§ TASK REQUIREMENTS
Each line holding the word "this" counts once; give the total and nothing more.

§ ENTRIES SHOWN
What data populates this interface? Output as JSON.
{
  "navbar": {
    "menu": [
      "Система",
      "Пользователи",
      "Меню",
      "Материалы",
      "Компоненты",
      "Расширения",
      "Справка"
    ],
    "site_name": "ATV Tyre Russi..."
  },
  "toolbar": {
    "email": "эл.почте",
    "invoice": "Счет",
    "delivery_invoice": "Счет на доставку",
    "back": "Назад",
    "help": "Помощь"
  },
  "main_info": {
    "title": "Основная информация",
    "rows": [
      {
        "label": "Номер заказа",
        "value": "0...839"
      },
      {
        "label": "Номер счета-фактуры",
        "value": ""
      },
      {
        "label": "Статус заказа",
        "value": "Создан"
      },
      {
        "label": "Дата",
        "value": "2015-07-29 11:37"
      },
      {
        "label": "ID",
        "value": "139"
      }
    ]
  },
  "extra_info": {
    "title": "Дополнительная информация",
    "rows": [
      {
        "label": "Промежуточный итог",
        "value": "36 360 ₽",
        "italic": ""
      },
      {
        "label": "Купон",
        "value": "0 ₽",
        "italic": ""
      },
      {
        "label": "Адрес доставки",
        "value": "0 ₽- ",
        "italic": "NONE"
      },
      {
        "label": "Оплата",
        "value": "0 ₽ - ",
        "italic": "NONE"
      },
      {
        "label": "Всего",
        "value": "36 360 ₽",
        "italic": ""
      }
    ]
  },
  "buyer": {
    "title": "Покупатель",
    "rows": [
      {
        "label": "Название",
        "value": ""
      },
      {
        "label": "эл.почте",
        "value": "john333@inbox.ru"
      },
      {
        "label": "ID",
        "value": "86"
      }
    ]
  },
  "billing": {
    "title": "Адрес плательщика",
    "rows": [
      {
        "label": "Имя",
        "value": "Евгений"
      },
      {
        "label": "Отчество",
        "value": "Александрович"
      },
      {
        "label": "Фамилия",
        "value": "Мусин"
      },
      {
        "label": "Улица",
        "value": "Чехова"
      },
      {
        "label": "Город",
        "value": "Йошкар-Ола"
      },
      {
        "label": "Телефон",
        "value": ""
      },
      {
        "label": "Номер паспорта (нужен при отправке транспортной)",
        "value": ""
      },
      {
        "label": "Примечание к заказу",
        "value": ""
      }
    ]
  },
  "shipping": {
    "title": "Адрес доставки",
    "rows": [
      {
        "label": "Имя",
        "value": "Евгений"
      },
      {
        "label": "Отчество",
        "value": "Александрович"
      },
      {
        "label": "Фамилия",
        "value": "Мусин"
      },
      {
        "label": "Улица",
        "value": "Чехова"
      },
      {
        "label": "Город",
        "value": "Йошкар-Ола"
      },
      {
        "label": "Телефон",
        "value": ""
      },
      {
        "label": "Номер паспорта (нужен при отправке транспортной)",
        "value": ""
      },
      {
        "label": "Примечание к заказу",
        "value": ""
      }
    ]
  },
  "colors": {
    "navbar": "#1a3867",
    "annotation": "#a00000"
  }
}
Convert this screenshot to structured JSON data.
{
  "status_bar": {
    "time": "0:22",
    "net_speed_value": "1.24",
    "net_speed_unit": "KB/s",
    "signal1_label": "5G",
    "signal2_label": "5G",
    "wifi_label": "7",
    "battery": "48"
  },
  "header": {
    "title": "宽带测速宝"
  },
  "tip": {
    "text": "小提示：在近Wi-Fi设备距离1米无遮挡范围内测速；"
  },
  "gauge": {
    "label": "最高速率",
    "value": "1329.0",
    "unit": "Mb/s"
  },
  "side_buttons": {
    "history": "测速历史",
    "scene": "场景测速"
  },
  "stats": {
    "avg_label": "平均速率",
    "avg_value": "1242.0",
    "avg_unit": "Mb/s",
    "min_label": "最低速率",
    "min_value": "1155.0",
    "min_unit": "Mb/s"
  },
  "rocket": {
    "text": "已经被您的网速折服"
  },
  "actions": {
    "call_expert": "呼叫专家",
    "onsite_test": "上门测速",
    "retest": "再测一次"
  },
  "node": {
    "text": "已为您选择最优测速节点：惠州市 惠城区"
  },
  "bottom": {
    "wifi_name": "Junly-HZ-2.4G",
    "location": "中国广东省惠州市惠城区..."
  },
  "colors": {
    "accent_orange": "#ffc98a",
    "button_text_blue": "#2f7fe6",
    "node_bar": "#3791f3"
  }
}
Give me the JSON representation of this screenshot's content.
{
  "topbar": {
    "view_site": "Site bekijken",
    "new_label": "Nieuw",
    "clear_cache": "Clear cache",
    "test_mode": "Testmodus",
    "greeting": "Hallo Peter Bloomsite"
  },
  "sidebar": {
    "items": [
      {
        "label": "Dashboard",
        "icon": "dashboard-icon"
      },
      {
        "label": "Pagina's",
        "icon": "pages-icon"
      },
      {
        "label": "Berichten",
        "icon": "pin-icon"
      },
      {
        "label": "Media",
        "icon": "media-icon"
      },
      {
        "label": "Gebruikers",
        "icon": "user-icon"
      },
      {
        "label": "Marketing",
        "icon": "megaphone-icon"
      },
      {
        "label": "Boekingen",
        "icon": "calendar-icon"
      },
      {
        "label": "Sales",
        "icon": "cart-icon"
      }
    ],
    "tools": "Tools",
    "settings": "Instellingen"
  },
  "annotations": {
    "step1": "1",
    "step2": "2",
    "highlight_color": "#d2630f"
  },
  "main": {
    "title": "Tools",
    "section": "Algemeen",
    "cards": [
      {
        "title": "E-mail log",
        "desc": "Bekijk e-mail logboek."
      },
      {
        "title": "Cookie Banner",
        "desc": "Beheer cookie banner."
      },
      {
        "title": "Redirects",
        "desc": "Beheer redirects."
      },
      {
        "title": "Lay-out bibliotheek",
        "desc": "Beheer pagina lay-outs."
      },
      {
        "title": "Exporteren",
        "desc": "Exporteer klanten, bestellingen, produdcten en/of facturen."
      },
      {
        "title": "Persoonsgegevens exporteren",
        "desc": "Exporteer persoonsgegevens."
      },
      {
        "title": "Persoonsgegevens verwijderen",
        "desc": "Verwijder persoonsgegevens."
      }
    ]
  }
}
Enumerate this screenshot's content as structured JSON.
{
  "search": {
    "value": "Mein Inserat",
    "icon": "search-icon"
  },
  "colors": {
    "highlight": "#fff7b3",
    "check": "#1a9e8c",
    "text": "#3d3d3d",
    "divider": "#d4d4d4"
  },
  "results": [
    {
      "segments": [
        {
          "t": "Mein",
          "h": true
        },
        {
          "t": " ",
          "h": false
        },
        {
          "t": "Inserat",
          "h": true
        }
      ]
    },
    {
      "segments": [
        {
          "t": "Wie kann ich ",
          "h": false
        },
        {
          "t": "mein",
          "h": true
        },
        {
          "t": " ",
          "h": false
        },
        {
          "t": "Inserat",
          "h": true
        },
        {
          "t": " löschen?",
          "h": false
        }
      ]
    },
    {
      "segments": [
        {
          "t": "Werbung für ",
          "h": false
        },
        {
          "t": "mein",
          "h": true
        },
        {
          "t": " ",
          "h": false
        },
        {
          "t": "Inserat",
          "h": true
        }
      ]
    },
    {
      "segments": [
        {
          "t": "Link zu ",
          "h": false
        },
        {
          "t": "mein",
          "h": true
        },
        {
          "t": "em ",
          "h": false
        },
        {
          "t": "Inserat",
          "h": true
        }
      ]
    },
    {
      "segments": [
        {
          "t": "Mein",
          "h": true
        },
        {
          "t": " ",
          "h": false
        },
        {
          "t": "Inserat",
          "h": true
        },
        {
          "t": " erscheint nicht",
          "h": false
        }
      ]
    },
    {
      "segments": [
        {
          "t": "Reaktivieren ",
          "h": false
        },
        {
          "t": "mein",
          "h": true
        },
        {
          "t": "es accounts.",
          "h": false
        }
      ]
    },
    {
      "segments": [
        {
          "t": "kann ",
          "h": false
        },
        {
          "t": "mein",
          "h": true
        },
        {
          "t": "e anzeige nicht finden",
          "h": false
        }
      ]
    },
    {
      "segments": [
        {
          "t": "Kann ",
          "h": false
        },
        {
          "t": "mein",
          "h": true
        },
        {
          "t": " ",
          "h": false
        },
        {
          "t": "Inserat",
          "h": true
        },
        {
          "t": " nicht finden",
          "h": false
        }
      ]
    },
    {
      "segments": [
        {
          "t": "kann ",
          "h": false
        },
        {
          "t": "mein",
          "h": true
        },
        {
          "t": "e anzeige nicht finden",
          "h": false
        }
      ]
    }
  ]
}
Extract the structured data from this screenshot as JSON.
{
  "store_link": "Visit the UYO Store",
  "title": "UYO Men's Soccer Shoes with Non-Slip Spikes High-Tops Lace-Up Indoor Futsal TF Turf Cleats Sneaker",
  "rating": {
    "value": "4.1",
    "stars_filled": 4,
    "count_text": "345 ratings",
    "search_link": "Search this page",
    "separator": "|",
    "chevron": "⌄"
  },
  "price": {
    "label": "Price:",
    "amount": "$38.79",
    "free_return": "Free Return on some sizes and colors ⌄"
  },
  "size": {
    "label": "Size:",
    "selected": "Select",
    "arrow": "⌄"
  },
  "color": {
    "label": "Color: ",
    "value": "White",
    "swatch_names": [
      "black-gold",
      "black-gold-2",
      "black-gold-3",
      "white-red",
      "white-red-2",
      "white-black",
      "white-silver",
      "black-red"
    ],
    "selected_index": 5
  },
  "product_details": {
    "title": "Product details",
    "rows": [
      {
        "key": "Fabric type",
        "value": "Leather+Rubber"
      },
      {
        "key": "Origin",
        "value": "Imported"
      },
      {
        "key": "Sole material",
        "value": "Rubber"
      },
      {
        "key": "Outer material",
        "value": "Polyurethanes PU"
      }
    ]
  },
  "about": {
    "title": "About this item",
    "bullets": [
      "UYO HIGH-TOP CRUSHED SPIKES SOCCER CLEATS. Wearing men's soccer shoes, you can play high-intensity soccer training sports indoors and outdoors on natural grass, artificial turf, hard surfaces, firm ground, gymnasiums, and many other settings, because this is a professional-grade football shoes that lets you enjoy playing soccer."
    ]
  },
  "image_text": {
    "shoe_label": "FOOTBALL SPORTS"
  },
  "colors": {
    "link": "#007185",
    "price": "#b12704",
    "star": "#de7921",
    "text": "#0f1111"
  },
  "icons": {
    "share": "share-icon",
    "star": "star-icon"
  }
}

§ EXERCISE OUTPUT
8